Only a number is required: how many lines of the material contain the word "della"?

— Start of THE RECORDS —

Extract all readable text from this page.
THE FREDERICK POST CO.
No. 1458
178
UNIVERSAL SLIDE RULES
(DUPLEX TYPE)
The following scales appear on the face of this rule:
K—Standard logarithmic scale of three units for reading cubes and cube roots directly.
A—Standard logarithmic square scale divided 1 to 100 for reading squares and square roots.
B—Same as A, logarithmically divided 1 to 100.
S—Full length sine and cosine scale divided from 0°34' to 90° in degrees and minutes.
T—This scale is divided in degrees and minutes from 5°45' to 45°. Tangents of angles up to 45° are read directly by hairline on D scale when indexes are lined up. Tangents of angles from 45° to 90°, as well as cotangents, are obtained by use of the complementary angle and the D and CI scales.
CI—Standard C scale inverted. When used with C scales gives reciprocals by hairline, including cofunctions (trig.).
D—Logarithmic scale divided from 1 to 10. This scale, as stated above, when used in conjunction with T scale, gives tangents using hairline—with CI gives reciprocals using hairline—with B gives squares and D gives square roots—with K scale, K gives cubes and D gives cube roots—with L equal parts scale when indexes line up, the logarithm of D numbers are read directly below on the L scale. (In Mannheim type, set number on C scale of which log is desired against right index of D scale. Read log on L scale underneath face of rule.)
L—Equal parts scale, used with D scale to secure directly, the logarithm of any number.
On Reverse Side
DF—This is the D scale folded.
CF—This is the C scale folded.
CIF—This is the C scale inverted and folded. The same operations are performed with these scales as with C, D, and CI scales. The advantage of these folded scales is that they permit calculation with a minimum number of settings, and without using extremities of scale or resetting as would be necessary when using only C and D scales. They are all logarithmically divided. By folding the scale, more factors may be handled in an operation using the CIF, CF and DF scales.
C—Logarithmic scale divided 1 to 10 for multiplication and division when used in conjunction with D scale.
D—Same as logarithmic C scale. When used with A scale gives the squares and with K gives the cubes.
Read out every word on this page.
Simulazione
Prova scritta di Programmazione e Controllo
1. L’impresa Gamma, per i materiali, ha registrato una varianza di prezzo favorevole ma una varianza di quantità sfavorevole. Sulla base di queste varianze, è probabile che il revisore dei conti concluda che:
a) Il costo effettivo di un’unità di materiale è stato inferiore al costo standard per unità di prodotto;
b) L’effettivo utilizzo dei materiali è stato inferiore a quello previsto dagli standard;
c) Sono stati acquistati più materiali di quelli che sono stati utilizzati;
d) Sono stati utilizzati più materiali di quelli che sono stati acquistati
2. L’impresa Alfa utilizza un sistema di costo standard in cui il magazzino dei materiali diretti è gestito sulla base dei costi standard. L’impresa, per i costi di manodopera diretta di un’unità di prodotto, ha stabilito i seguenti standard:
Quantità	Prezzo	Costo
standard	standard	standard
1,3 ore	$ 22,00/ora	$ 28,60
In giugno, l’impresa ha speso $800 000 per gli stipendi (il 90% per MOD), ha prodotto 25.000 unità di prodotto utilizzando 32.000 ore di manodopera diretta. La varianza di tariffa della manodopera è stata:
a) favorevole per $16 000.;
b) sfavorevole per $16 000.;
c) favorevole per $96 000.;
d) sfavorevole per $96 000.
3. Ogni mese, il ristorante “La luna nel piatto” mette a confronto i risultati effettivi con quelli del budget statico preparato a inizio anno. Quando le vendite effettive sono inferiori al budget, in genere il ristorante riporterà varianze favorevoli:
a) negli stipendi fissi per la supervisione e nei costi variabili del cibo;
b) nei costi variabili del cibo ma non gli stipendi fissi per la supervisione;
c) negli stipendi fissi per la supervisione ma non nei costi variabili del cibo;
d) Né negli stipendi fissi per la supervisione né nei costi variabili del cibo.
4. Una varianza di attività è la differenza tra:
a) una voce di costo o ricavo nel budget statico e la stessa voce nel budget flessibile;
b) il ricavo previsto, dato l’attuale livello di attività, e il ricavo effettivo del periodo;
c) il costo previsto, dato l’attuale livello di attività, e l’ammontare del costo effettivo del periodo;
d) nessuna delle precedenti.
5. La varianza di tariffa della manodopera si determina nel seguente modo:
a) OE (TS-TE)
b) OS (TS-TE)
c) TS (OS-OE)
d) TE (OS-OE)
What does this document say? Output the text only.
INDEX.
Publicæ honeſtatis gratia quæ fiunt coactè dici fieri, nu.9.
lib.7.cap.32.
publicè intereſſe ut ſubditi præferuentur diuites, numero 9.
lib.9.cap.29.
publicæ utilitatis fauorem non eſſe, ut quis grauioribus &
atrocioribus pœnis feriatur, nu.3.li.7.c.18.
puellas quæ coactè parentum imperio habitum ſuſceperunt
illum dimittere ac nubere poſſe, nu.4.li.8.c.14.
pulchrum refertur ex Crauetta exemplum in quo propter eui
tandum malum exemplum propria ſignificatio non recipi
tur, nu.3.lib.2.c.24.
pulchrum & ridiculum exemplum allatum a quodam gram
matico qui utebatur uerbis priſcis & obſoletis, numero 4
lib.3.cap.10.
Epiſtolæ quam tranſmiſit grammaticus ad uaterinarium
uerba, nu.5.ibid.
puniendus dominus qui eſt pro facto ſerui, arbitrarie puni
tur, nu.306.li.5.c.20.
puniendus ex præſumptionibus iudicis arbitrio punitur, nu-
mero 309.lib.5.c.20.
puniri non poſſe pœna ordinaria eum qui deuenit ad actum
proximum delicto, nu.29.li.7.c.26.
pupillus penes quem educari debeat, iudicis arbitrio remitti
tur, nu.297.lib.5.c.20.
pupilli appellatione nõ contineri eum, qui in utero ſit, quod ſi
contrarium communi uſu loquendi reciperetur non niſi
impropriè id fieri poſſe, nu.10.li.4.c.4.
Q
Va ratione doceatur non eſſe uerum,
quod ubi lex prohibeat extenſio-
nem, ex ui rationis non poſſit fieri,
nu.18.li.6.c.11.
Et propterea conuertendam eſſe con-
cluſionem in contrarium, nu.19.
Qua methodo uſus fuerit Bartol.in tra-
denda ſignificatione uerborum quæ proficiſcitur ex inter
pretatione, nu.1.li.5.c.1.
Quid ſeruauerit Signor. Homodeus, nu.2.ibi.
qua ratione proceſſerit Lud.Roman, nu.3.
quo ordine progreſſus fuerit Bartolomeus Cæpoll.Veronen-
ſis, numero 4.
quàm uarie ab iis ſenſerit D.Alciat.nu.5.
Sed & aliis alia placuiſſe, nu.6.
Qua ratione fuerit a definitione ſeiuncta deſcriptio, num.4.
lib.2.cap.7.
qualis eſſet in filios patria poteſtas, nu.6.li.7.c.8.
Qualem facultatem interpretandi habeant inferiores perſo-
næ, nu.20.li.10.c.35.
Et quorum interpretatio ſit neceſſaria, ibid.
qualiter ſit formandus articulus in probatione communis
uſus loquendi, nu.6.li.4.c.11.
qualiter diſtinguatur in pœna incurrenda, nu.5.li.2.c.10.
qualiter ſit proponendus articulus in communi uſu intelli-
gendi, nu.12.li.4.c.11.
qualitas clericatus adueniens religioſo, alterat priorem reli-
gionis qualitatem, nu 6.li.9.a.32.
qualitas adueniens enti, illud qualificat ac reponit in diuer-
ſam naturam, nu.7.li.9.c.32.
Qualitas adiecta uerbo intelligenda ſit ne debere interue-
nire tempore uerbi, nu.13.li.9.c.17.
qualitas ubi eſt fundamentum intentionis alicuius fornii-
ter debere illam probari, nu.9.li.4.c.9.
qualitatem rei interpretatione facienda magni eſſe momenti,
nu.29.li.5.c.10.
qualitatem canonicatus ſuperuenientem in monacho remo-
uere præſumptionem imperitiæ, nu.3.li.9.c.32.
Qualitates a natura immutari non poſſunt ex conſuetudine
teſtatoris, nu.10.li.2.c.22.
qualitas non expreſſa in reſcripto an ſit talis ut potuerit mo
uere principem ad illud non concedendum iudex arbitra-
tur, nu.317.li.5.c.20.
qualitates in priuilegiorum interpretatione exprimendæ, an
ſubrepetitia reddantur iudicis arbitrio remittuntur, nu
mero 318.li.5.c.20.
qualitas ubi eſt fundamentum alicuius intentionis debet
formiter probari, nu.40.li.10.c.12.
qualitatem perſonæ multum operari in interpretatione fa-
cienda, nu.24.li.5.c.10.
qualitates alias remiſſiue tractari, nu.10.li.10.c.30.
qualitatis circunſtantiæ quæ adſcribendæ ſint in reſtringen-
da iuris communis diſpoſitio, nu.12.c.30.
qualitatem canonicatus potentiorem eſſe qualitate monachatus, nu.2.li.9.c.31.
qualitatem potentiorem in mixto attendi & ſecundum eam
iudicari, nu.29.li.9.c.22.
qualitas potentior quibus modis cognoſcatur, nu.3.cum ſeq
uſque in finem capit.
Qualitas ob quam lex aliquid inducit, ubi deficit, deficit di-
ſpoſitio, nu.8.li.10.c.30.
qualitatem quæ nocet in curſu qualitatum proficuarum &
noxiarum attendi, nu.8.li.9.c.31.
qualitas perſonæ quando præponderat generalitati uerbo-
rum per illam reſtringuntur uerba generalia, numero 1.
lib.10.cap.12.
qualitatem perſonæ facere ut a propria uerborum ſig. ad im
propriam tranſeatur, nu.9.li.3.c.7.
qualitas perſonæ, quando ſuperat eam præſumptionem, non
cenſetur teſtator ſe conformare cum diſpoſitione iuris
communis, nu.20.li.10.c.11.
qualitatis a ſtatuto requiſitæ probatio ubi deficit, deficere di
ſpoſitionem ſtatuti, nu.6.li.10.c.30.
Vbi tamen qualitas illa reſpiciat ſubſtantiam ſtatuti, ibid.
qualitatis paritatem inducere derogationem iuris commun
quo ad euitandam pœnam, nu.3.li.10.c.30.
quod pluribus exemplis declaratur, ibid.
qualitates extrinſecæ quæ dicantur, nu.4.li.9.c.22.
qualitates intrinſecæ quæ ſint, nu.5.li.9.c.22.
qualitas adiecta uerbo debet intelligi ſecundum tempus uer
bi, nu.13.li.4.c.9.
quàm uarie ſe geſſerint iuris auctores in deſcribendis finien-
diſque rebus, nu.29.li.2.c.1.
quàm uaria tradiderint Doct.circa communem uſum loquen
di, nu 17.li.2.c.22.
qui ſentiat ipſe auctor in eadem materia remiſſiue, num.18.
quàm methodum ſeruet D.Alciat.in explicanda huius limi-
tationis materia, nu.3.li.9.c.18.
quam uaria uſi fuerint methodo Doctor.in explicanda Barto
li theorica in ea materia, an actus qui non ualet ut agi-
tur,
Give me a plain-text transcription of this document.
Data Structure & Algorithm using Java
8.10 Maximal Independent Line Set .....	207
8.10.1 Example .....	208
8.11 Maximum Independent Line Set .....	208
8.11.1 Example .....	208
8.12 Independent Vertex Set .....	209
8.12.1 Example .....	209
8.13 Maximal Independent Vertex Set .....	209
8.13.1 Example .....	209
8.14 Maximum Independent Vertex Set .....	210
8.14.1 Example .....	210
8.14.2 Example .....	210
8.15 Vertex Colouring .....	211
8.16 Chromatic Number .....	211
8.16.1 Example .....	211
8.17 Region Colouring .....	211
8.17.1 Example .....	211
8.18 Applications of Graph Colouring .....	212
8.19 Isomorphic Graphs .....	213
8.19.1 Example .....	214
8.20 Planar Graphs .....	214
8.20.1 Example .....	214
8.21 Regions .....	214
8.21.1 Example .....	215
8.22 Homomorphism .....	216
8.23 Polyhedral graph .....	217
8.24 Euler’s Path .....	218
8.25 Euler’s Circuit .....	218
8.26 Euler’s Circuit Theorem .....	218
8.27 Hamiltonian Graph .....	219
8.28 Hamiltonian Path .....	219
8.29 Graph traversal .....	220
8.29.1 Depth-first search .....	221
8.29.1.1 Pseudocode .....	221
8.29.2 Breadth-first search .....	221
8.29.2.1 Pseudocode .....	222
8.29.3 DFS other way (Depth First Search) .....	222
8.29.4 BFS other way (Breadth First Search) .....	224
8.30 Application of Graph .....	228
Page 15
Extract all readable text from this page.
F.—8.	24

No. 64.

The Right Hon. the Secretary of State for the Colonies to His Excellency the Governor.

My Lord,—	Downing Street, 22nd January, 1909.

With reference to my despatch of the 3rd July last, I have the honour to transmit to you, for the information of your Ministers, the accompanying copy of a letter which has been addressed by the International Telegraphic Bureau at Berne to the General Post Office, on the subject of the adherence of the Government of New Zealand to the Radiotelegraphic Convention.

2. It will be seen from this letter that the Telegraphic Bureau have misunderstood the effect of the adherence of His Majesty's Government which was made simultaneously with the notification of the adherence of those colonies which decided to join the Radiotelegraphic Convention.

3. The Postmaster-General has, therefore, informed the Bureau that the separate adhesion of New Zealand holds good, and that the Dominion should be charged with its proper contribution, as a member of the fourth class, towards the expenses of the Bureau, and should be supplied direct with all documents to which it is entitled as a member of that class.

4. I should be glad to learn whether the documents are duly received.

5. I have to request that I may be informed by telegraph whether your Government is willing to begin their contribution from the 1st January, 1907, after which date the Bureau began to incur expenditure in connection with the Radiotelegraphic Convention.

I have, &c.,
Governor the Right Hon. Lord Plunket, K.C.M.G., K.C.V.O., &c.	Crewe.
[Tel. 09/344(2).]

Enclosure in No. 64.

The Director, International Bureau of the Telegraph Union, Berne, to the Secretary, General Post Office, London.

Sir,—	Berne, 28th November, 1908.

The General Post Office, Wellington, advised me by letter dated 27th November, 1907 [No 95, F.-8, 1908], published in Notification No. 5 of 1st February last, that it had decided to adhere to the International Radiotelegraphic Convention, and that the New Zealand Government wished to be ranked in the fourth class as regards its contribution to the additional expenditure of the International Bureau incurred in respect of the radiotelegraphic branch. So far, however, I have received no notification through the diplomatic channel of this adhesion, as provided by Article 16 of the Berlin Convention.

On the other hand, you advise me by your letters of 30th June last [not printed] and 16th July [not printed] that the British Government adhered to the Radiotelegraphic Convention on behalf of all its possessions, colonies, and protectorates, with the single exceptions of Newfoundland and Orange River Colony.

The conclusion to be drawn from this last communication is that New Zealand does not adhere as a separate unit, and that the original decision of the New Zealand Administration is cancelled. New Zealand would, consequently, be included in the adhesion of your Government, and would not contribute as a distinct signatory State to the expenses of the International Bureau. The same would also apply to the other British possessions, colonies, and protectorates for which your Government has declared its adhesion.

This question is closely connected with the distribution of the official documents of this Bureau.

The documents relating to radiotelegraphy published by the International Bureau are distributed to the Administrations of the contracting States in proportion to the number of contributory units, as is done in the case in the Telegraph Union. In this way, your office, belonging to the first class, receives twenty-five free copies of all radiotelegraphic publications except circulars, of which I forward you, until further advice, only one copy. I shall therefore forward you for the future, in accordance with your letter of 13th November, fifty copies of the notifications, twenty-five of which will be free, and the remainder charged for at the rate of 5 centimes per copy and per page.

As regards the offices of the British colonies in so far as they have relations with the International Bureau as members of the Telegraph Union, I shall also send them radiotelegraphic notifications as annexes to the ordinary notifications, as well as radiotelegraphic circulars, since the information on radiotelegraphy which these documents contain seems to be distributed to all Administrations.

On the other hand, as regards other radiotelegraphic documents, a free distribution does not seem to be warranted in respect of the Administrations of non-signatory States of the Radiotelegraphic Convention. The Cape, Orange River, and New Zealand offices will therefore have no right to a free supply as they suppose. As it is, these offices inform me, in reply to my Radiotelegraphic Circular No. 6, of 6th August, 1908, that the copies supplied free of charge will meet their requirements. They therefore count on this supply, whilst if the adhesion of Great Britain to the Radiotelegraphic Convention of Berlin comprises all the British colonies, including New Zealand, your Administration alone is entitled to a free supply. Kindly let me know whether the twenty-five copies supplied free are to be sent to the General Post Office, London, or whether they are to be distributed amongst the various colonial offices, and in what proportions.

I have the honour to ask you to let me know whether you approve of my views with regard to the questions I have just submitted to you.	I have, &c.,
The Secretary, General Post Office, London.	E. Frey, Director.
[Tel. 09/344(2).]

— End of THE RECORDS —

ANSWER FOR THIS EXERCISE:
2